| Selected extract |
* begin *

Re: [zeromq-dev] Inter thread communication for scalability

Kenneth Adam Miller Tue, 14 Jan 2014 13:25:33 -0800

I kind of think it would be the message passing, because obviously, if a
thread tries to acquire a clean container from the set of shared, and the
shared queue is empty, then it has to wait. I would much rather it receive
a signal for it to wake up, but maybe boost::lockfree has an answer to this
too...



On Tue, Jan 14, 2014 at 3:19 PM, Kenneth Adam Miller <
[email protected]> wrote:

> Actually, which do you think would result in a better design decision?
> Would using message passing result in a more scalable architecture? Where I
> could just change a variable to increase throughput on better processors.
>
>
> On Tue, Jan 14, 2014 at 3:09 PM, Kenneth Adam Miller <
> [email protected]> wrote:
>
>> Well, I'm just a type safety dork, so I tend to think that even losing
>> type information over one pointer, even if I know where that pointer is
>> going to end up what type it represents on the other side, is a bad thing.
>> Plus it's a performance thing that's just unnecessary, but I don't think
>> it's a big deal. These aren't objects, they are indeed raw buffers, as you
>> assumed.
>>
>> Also, awesome about the boost find! Appreciate you so much, you are a
>> beast. But I'm actually still in a sprint, so there's no version or commit
>> with which these hypothetical discussions directly coincide, you're helping
>> me get it right the first time.
>>
>>
>> On Tue, Jan 14, 2014 at 2:48 PM, Lindley French <[email protected]>wrote:
>>
>>> A visit to the Boost libraries reveals there's a brand-new
>>> Boost.Lockfree library that must have arrived with one of the last few
>>> versions. You should seriously consider simply replacing your std::lists
>>> with boost::lockfree::queues using your existing logic, and see if that
>>> gives you the performance you're looking for before you make any massive
>>> changes.
>>>
>>>
>>> On Tue, Jan 14, 2014 at 3:40 PM, Lindley French <[email protected]>wrote:
>>>
>>>> I'm going to caution you about passing pointers through inproc. It may
>>>> be possible to do safely, but I haven't yet figured out how to manage
>>>> ownership semantics in an environment where messages (pointers) can be
>>>> silently dropped.

* end *

| Entries |
* begin *

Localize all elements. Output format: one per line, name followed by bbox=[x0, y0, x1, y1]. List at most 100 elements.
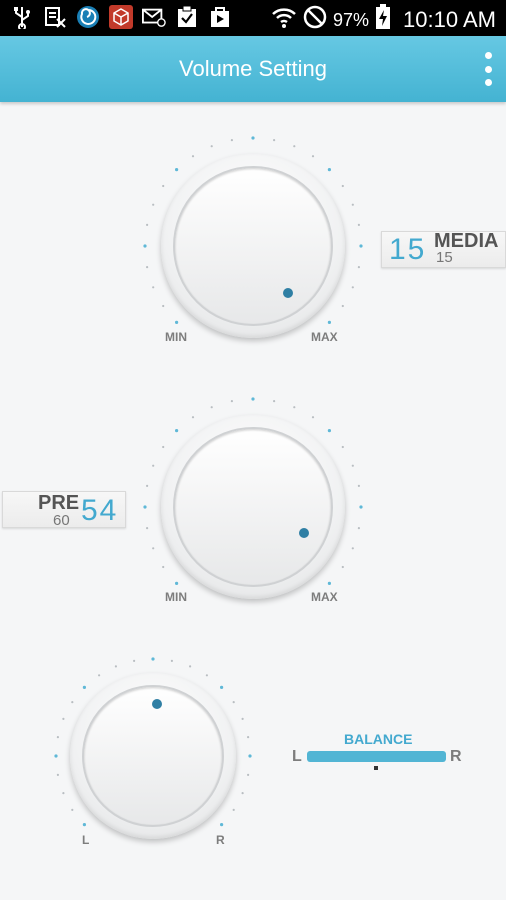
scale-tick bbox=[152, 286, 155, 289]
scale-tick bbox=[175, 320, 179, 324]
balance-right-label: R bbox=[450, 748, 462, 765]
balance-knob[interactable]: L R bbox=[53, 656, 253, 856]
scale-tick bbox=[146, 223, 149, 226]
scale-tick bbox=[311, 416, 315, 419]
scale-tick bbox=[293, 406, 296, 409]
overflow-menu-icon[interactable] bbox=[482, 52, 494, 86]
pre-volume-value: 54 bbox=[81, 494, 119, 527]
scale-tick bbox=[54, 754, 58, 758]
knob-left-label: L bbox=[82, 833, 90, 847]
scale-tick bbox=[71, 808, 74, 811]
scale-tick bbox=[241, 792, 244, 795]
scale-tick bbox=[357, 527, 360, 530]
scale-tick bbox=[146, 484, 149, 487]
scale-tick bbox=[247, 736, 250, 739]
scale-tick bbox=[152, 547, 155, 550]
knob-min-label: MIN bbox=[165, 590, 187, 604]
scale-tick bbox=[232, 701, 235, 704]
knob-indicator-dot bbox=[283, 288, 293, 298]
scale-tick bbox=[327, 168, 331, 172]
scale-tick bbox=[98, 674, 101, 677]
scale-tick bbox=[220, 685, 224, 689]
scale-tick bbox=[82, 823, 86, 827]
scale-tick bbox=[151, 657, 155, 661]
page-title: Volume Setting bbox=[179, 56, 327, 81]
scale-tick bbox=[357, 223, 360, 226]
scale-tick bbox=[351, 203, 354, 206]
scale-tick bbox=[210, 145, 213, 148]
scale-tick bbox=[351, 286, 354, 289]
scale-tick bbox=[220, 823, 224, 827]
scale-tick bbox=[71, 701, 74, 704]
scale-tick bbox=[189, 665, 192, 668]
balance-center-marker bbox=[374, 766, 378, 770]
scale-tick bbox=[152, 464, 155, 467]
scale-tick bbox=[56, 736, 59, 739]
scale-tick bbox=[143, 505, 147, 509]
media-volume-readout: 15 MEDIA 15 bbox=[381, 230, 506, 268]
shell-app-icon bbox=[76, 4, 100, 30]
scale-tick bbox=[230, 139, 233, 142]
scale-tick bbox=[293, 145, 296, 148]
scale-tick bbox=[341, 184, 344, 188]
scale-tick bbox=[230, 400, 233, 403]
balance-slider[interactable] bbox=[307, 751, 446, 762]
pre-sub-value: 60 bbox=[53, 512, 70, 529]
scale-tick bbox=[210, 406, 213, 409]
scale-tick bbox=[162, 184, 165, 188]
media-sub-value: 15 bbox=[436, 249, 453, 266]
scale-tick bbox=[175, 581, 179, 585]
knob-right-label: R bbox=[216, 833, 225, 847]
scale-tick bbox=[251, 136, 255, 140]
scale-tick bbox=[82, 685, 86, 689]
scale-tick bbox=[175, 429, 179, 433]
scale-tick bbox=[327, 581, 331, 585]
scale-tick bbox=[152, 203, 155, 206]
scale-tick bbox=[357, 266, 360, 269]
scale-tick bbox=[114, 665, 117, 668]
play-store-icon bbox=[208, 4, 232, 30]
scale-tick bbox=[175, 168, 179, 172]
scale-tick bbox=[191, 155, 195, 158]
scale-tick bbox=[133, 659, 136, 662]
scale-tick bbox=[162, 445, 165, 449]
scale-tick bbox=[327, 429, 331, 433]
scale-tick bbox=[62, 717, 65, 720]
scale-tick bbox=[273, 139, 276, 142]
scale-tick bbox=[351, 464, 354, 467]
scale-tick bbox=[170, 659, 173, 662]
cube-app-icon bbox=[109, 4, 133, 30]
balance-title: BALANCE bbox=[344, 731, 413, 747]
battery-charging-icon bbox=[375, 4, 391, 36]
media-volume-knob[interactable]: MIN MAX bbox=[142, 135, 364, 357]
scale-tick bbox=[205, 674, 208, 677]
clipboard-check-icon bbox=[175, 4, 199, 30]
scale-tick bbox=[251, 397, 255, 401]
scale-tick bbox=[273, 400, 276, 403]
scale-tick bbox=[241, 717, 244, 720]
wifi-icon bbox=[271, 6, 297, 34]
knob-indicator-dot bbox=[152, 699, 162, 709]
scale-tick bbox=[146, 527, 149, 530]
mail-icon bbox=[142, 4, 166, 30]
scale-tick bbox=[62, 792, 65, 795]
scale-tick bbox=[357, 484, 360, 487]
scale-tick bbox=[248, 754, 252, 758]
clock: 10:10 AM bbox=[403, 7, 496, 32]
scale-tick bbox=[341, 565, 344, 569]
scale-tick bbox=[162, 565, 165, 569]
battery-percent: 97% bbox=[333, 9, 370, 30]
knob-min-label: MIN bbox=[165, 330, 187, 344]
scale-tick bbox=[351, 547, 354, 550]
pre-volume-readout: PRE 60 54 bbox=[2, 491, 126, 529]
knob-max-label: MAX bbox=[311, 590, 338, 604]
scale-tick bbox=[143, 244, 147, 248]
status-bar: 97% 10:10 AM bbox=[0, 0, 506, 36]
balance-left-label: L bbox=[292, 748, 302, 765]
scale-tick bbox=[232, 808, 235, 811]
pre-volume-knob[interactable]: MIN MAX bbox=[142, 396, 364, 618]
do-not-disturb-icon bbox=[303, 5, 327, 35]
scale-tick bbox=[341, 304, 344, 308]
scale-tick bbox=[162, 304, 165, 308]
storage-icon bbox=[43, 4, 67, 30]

* end *
* begin *

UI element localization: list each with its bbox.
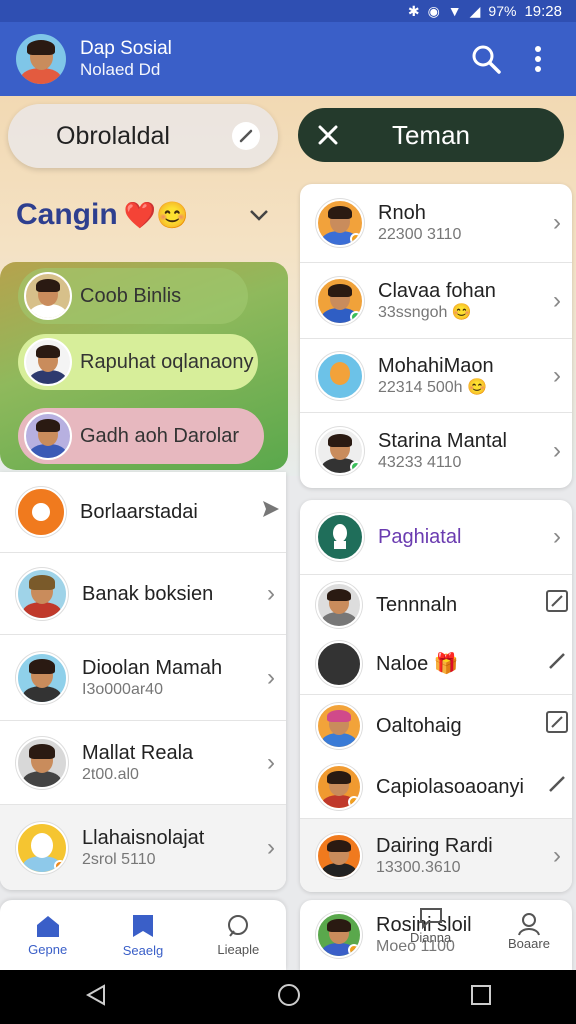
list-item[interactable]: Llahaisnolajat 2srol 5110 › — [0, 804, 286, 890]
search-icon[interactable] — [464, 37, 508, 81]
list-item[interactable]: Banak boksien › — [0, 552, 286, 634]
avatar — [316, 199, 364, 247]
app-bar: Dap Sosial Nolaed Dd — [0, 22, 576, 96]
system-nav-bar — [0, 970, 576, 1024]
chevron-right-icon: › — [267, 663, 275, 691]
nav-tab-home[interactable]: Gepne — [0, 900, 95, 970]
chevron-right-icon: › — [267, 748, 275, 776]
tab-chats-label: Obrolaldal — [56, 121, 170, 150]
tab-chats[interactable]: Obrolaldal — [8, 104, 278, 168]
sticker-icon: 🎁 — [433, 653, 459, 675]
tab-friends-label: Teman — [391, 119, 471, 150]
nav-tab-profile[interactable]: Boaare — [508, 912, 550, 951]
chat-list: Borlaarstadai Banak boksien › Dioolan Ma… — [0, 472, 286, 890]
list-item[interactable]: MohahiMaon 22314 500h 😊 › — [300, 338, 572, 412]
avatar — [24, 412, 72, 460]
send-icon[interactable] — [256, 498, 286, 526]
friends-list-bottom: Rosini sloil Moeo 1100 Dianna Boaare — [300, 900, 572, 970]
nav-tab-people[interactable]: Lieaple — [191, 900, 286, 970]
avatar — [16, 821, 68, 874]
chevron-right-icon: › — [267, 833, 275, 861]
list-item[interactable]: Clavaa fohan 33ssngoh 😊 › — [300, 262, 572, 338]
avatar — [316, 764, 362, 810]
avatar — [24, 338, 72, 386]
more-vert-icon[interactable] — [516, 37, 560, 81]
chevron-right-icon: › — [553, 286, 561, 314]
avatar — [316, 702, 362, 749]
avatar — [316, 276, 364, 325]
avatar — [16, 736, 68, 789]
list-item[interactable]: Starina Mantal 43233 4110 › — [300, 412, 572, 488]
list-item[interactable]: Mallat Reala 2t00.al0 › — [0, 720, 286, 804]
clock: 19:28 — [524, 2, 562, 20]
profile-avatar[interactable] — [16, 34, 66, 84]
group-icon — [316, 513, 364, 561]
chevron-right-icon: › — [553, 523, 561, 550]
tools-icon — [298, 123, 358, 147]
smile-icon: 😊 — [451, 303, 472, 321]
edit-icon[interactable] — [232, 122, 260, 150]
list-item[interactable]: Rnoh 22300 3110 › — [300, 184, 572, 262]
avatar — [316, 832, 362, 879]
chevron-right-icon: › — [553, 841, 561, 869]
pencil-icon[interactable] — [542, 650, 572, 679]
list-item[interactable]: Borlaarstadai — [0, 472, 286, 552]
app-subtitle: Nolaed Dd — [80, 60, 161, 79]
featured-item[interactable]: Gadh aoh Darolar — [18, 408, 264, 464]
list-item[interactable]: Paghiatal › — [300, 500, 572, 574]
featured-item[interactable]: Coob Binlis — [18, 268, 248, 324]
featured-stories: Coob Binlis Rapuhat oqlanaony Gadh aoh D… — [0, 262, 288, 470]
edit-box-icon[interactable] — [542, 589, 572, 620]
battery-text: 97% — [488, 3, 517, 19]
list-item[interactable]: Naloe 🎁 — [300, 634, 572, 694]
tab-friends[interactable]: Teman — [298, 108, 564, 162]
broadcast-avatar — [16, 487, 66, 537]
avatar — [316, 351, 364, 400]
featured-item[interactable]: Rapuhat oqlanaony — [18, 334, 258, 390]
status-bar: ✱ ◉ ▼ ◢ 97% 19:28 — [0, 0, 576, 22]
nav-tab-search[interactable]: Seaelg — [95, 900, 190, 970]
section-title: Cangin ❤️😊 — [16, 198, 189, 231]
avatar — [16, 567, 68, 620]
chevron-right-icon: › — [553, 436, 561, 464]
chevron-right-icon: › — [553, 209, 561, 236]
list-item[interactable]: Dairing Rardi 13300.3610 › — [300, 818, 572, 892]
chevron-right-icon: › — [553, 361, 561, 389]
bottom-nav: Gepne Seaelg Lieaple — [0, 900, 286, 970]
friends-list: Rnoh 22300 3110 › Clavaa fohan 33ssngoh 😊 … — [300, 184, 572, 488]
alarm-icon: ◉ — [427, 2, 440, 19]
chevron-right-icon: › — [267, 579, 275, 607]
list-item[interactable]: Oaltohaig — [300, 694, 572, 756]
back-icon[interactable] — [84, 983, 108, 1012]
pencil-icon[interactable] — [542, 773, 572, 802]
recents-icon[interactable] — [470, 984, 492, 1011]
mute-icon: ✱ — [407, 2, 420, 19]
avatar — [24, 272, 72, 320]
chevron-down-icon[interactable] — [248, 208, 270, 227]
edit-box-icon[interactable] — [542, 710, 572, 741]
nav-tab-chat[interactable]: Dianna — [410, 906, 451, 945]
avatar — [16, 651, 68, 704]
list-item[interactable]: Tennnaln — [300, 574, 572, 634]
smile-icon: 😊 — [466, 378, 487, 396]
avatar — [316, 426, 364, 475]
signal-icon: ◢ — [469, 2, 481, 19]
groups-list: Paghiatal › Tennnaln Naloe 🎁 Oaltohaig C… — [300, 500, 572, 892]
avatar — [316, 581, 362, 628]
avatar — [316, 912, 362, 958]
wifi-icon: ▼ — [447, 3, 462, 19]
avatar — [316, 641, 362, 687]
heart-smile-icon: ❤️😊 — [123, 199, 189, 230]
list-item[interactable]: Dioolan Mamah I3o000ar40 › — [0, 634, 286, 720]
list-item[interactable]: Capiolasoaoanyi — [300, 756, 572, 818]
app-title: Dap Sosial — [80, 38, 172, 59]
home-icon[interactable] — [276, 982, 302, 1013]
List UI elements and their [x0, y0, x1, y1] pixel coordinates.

* end *

| What to do |
1. Answer these questions about the zeromq-dev thread on inter-thread communication:
(a) With what does Lindley French suggest replacing the std::lists?
(b) According to Kenneth Adam Miller, are the items being passed objects or raw buffers?
(c) Through what does Lindley French caution against passing pointers?
2. Continue the zeromq-dev thread on inter-thread communication, picking up after its final sentence.

| Answers for the tasks |
1.
(a) boost::lockfree::queues
(b) Raw buffers
(c) Inproc

2.
>>>>
>>>> I didn't imagine serialization would be a problem since you referred to
>>>> "buffers"; I thought these would be raw byte buffers. If you actually mean
>>>> lists of objects, then yes, you'll need to serialize to use inproc. There
>>>> are a number of options for serialization in C++; there's
>>>> Boost.Serialization, Google Protobufs, a few others. You can also do it
>>>> manually if your objects are simple.
>>>>
>>>> Qt Signals & Slots is another solution for inter-thread communication
>>>> similar to inproc which has the expected C++ object semantics and therefore
>>>> doesn't require serialization. The downside is it's really only useful for
>>>> one-to-one, one-to-many, or many-to-one semantics. This covers a lot, but I
>>>> don't think it has a way to cover one-to-any, which is really what you want
>>>> (and what the zmq push socket is designed for).
>>>>
>>>>
>>>> On Tue, Jan 14, 2014 at 2:42 PM, Kenneth Adam Miller <
>>>> [email protected]> wrote:
>>>>
>>>>> Yeah, it's in C/++.
>>>>>
>>>>>
>>>>> On Tue, Jan 14, 2014 at 1:39 PM, Charles Remes 
>>>>> <[email protected]>wrote:
>>>>>
>>>>>> If you are doing this from C and can access the raw memory, an inproc
>>>>>> socket can pass pointers around. If you are using a managed language or 
>>>>>> one
>>>>>> where accessing raw memory is difficult, you’ll want to figure out how to
>>>>>> “fake” passing a pointer (or an object reference). In your case it seems
>>>>>> like serializing/deserializing would be a big performance hit. That said,
>>>>>> if that is the direction you must go then pick something fast like 
>>>>>> msgpack
>>>>>> as your serializer.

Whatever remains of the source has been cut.